Exercise task:
Restate the entries below verbatim.

Task data:
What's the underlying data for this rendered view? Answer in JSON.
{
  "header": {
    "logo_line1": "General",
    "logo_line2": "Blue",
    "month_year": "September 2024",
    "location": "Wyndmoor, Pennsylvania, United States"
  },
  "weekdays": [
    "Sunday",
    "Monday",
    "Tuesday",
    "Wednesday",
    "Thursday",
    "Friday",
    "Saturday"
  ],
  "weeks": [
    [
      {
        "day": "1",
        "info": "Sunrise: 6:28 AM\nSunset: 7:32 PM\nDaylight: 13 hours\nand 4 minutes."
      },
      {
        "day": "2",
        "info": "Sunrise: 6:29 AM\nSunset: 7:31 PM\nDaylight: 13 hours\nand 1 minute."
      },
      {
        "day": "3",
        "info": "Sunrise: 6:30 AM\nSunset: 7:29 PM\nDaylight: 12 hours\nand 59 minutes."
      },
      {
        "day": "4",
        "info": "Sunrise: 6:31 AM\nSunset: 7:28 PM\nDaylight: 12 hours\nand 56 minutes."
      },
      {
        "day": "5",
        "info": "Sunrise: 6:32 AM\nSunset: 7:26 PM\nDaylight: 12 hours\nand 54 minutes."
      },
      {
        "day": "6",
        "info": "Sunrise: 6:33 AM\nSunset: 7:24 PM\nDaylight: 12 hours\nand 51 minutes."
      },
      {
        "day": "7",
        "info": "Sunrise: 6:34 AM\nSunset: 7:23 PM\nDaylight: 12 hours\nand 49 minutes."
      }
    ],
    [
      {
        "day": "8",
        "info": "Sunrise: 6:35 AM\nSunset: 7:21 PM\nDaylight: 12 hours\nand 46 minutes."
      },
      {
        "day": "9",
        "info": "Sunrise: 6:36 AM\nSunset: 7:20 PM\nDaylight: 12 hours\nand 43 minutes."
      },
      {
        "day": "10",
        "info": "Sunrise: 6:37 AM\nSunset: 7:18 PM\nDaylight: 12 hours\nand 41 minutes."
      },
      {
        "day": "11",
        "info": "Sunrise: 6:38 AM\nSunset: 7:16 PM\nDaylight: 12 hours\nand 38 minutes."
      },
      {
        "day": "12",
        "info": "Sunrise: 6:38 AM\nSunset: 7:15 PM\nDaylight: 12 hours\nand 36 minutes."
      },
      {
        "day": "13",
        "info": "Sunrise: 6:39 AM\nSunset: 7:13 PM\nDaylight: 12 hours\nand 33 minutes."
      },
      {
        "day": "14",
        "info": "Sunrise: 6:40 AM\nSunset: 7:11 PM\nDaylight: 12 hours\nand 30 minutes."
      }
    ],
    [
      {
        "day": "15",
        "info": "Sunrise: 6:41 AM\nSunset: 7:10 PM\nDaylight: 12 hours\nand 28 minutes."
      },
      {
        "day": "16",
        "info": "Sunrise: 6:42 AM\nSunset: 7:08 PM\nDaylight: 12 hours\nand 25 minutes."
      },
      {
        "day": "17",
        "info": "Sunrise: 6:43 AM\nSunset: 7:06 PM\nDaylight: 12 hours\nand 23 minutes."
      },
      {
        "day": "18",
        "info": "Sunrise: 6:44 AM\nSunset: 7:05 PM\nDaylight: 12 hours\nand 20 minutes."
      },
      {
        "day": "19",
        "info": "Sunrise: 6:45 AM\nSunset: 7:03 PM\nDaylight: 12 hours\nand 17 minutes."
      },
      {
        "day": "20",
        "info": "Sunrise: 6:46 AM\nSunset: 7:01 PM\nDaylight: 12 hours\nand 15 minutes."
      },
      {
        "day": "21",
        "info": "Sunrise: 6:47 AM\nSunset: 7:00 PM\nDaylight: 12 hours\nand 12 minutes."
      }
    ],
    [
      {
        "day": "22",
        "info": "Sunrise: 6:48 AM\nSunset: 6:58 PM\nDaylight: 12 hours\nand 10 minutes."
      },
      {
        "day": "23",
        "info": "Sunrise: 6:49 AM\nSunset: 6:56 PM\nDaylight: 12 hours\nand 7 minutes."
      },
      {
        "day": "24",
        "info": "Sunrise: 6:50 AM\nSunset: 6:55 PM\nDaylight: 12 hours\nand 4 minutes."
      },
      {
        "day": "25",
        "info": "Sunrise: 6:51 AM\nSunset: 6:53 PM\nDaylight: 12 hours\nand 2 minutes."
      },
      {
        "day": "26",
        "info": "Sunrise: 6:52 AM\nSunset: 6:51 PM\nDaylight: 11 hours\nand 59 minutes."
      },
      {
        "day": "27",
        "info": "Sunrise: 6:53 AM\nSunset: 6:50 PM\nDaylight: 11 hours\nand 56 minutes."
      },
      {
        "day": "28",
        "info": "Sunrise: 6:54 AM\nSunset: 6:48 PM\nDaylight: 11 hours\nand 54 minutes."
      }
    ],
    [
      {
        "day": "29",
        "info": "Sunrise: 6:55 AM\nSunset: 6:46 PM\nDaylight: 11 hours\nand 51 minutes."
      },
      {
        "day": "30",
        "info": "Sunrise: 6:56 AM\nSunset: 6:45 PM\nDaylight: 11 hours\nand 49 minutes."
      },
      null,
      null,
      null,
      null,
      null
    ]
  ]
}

Written solution:
What's the underlying data for this rendered view? Answer in JSON.
{
  "header": {
    "logo_line1": "General",
    "logo_line2": "Blue",
    "month_year": "September 2024",
    "location": "Wyndmoor, Pennsylvania, United States"
  },
  "weekdays": [
    "Sunday",
    "Monday",
    "Tuesday",
    "Wednesday",
    "Thursday",
    "Friday",
    "Saturday"
  ],
  "weeks": [
    [
      {
        "day": "1",
        "info": "Sunrise: 6:28 AM\nSunset: 7:32 PM\nDaylight: 13 hours\nand 4 minutes."
      },
      {
        "day": "2",
        "info": "Sunrise: 6:29 AM\nSunset: 7:31 PM\nDaylight: 13 hours\nand 1 minute."
      },
      {
        "day": "3",
        "info": "Sunrise: 6:30 AM\nSunset: 7:29 PM\nDaylight: 12 hours\nand 59 minutes."
      },
      {
        "day": "4",
        "info": "Sunrise: 6:31 AM\nSunset: 7:28 PM\nDaylight: 12 hours\nand 56 minutes."
      },
      {
        "day": "5",
        "info": "Sunrise: 6:32 AM\nSunset: 7:26 PM\nDaylight: 12 hours\nand 54 minutes."
      },
      {
        "day": "6",
        "info": "Sunrise: 6:33 AM\nSunset: 7:24 PM\nDaylight: 12 hours\nand 51 minutes."
      },
      {
        "day": "7",
        "info": "Sunrise: 6:34 AM\nSunset: 7:23 PM\nDaylight: 12 hours\nand 49 minutes."
      }
    ],
    [
      {
        "day": "8",
        "info": "Sunrise: 6:35 AM\nSunset: 7:21 PM\nDaylight: 12 hours\nand 46 minutes."
      },
      {
        "day": "9",
        "info": "Sunrise: 6:36 AM\nSunset: 7:20 PM\nDaylight: 12 hours\nand 43 minutes."
      },
      {
        "day": "10",
        "info": "Sunrise: 6:37 AM\nSunset: 7:18 PM\nDaylight: 12 hours\nand 41 minutes."
      },
      {
        "day": "11",
        "info": "Sunrise: 6:38 AM\nSunset: 7:16 PM\nDaylight: 12 hours\nand 38 minutes."
      },
      {
        "day": "12",
        "info": "Sunrise: 6:38 AM\nSunset: 7:15 PM\nDaylight: 12 hours\nand 36 minutes."
      },
      {
        "day": "13",
        "info": "Sunrise: 6:39 AM\nSunset: 7:13 PM\nDaylight: 12 hours\nand 33 minutes."
      },
      {
        "day": "14",
        "info": "Sunrise: 6:40 AM\nSunset: 7:11 PM\nDaylight: 12 hours\nand 30 minutes."
      }
    ],
    [
      {
        "day": "15",
        "info": "Sunrise: 6:41 AM\nSunset: 7:10 PM\nDaylight: 12 hours\nand 28 minutes."
      },
      {
        "day": "16",
        "info": "Sunrise: 6:42 AM\nSunset: 7:08 PM\nDaylight: 12 hours\nand 25 minutes."
      },
      {
        "day": "17",
        "info": "Sunrise: 6:43 AM\nSunset: 7:06 PM\nDaylight: 12 hours\nand 23 minutes."
      },
      {
        "day": "18",
        "info": "Sunrise: 6:44 AM\nSunset: 7:05 PM\nDaylight: 12 hours\nand 20 minutes."
      },
      {
        "day": "19",
        "info": "Sunrise: 6:45 AM\nSunset: 7:03 PM\nDaylight: 12 hours\nand 17 minutes."
      },
      {
        "day": "20",
        "info": "Sunrise: 6:46 AM\nSunset: 7:01 PM\nDaylight: 12 hours\nand 15 minutes."
      },
      {
        "day": "21",
        "info": "Sunrise: 6:47 AM\nSunset: 7:00 PM\nDaylight: 12 hours\nand 12 minutes."
      }
    ],
    [
      {
        "day": "22",
        "info": "Sunrise: 6:48 AM\nSunset: 6:58 PM\nDaylight: 12 hours\nand 10 minutes."
      },
      {
        "day": "23",
        "info": "Sunrise: 6:49 AM\nSunset: 6:56 PM\nDaylight: 12 hours\nand 7 minutes."
      },
      {
        "day": "24",
        "info": "Sunrise: 6:50 AM\nSunset: 6:55 PM\nDaylight: 12 hours\nand 4 minutes."
      },
      {
        "day": "25",
        "info": "Sunrise: 6:51 AM\nSunset: 6:53 PM\nDaylight: 12 hours\nand 2 minutes."
      },
      {
        "day": "26",
        "info": "Sunrise: 6:52 AM\nSunset: 6:51 PM\nDaylight: 11 hours\nand 59 minutes."
      },
      {
        "day": "27",
        "info": "Sunrise: 6:53 AM\nSunset: 6:50 PM\nDaylight: 11 hours\nand 56 minutes."
      },
      {
        "day": "28",
        "info": "Sunrise: 6:54 AM\nSunset: 6:48 PM\nDaylight: 11 hours\nand 54 minutes."
      }
    ],
    [
      {
        "day": "29",
        "info": "Sunrise: 6:55 AM\nSunset: 6:46 PM\nDaylight: 11 hours\nand 51 minutes."
      },
      {
        "day": "30",
        "info": "Sunrise: 6:56 AM\nSunset: 6:45 PM\nDaylight: 11 hours\nand 49 minutes."
      },
      null,
      null,
      null,
      null,
      null
    ]
  ]
}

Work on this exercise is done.